*What you need to do*.
Repeat the full listing below verbatim and keep the images out.

*Collected data entries*.
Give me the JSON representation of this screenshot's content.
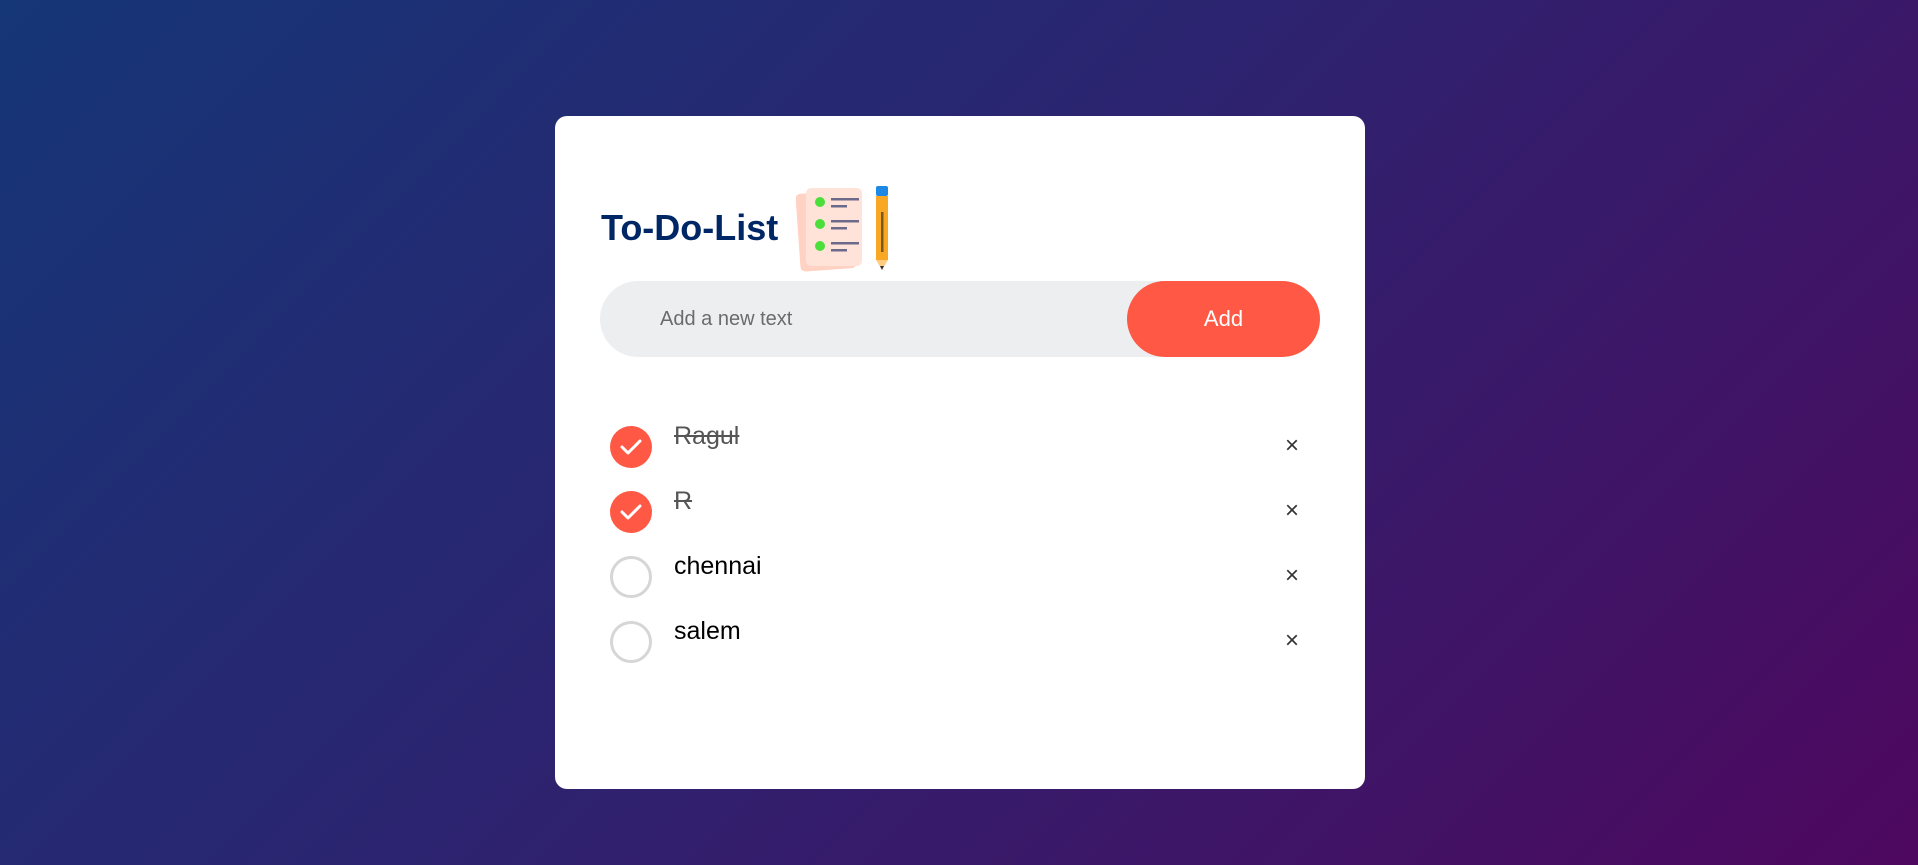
{
  "app": {
    "title": "To-Do-List",
    "title_icon": "checklist-with-pencil-icon"
  },
  "input": {
    "placeholder": "Add a new text",
    "value": "",
    "add_label": "Add"
  },
  "colors": {
    "accent": "#ff5945",
    "title": "#002765",
    "input_bg": "#edeef0",
    "bg_start": "#153677",
    "bg_end": "#4e085f"
  },
  "tasks": [
    {
      "text": "Ragul",
      "done": true,
      "delete_label": "×"
    },
    {
      "text": "R",
      "done": true,
      "delete_label": "×"
    },
    {
      "text": "chennai",
      "done": false,
      "delete_label": "×"
    },
    {
      "text": "salem",
      "done": false,
      "delete_label": "×"
    }
  ]
}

*Answer for this exercise*.
Give me the JSON representation of this screenshot's content.
{
  "app": {
    "title": "To-Do-List",
    "title_icon": "checklist-with-pencil-icon"
  },
  "input": {
    "placeholder": "Add a new text",
    "value": "",
    "add_label": "Add"
  },
  "colors": {
    "accent": "#ff5945",
    "title": "#002765",
    "input_bg": "#edeef0",
    "bg_start": "#153677",
    "bg_end": "#4e085f"
  },
  "tasks": [
    {
      "text": "Ragul",
      "done": true,
      "delete_label": "×"
    },
    {
      "text": "R",
      "done": true,
      "delete_label": "×"
    },
    {
      "text": "chennai",
      "done": false,
      "delete_label": "×"
    },
    {
      "text": "salem",
      "done": false,
      "delete_label": "×"
    }
  ]
}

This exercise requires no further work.